=== Source passage ===

# 2015 Black Chevy Cruze Bowtie Emblems



## Huskers (Feb 4, 2018)

So, I have been looking to get replacement emblems for my 2015 Cruze. I've been searching online and can't seem to find a place that sells physical emblems. Am I out of luck? Do I just need to spray them, or dip them?

Also, looking to replace some of the chrome pieces along the windows and on the front of the vehicle with black pieces. Do those get sold? Or would those just need to be sprayed or dipped also?

Thanks for the help guys!

Sent from my SM-G930R4 using Tapatalk


----------



## Eddy Cruze (Jan 10, 2014)

Amazon has 9 pages worth. They don't have to be Model year specific?


----------



## Huskers (Feb 4, 2018)

Eddy Cruze said:


> Amazon has 9 pages worth. They don't have to be Model year specific?


From what I've seen, the emblems on my 2015 are quite smaller than the emblems on anything older. My mother has a 2013 Cruze and her emblems are huge compared to the ones on my vehicle.

Sent from my SM-G930R4 using Tapatalk


----------



## Cruzen18 (Jan 28, 2018)

My 18 came with them and so glad to have them versus the "gold" ones. You can get them through Amazon, Ebay or even through your dealer, although at a much higher cost than the first two options. Good luck.

=== Available data ===

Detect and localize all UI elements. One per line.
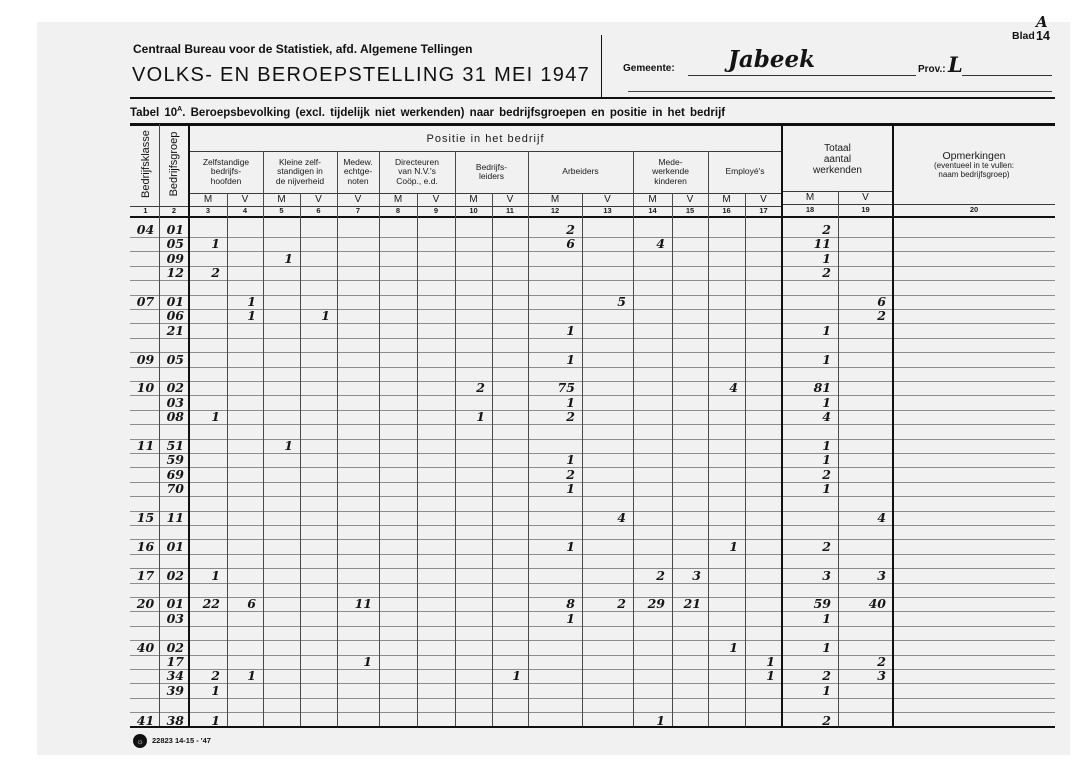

===

▶ [Directions]
Please answer these about the forum thread on Cruze bowtie emblems:
(a) What model year is the Cruze that Huskers' mother owns?
(b) How many pages of emblems does Eddy Cruze say Amazon has?
(c) Which three places does Cruzen18 name for getting the emblems?

▶ [Full response]
(a) 2013
(b) 9
(c) Amazon, Ebay and the dealer